Listings of element regions
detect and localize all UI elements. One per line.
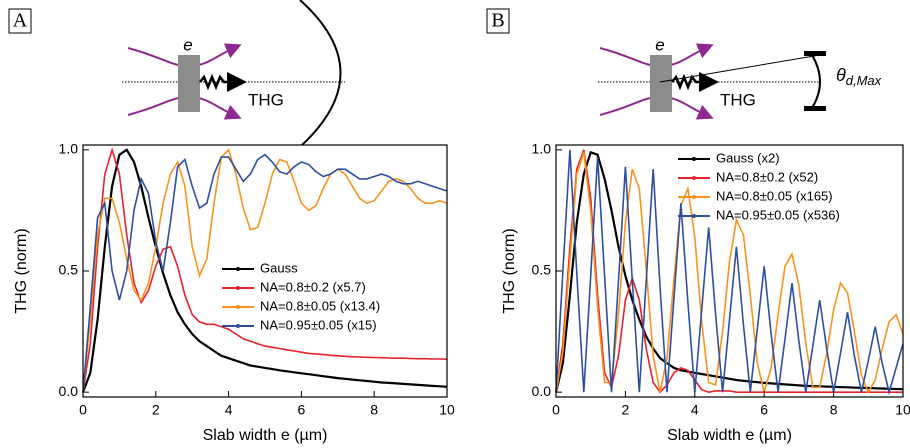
legend-marker [236,324,240,328]
legend-label: NA=0.95±0.05 (x536) [716,207,840,222]
schematic-a: A e THG [8,0,345,146]
legend-label: Gauss [260,260,298,275]
series-line [554,150,904,393]
panel-box [486,8,510,34]
legend-label: NA=0.8±0.05 (x165) [716,188,833,203]
x-tick-label: 0 [552,402,560,418]
x-tick-label: 2 [152,402,160,418]
detector-arc [299,0,342,146]
thg-arrow [671,72,719,92]
angle-line [659,54,821,83]
x-tick-label: 10 [439,402,455,418]
slab-label: e [183,35,192,54]
y-tick-label: 0.0 [532,383,552,399]
series-line [81,148,448,393]
angle-label: θd,Max [836,65,882,89]
angle-subscript: d,Max [846,73,882,88]
x-tick-label: 10 [895,402,910,418]
x-tick-label: 8 [370,402,378,418]
slab [178,55,200,112]
legend-marker [692,195,696,199]
y-tick-label: 0.5 [532,262,552,278]
series-line [82,148,448,393]
y-tick-label: 1.0 [532,141,552,157]
x-tick-label: 4 [225,402,233,418]
thg-arrow [199,72,247,92]
x-tick-label: 4 [691,402,699,418]
detector-edge [804,106,826,111]
legend-marker [692,214,696,218]
angle-symbol: θ [836,65,846,85]
y-tick-label: 0.0 [59,383,79,399]
x-tick-label: 0 [79,402,87,418]
legend-label: Gauss (x2) [716,150,780,165]
series-line [555,149,904,396]
slab [650,55,672,112]
panel-label: A [13,10,28,32]
y-axis-label: THG (norm) [13,228,30,313]
series-line [82,147,448,393]
legend-marker [236,286,240,290]
x-axis-label: Slab width e (µm) [667,427,792,444]
thg-label: THG [720,90,756,109]
x-tick-label: 8 [830,402,838,418]
schematic-b: B e THG θd,Max [486,8,882,120]
series-line [82,153,448,393]
y-tick-label: 0.5 [59,262,79,278]
x-axis-label: Slab width e (µm) [203,427,328,444]
y-tick-label: 1.0 [59,141,79,157]
slab-label: e [655,35,664,54]
x-tick-label: 2 [622,402,630,418]
series-line [555,149,903,394]
legend-label: NA=0.95±0.05 (x15) [260,317,377,332]
detector-arc [811,54,821,109]
panel-box [8,8,32,34]
legend-marker [692,157,696,161]
y-axis-label: THG (norm) [501,228,518,313]
legend-label: NA=0.8±0.2 (x5.7) [260,279,366,294]
legend-marker [236,305,240,309]
legend-label: NA=0.8±0.05 (x13.4) [260,298,380,313]
detector-edge [804,51,826,56]
panel-label: B [491,10,504,32]
x-tick-label: 6 [760,402,768,418]
legend-label: NA=0.8±0.2 (x52) [716,169,818,184]
thg-label: THG [248,90,284,109]
legend-marker [236,267,240,271]
x-tick-label: 6 [298,402,306,418]
legend-marker [692,176,696,180]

▶ [Aim of the exercise] List every line of the entries above that contains the string "angle", matching case exactly.

▶ [Expected output]
angle-line [659,54,821,83]
angle-label: θd,Max [836,65,882,89]
angle-subscript: d,Max [846,73,882,88]
angle-symbol: θ [836,65,846,85]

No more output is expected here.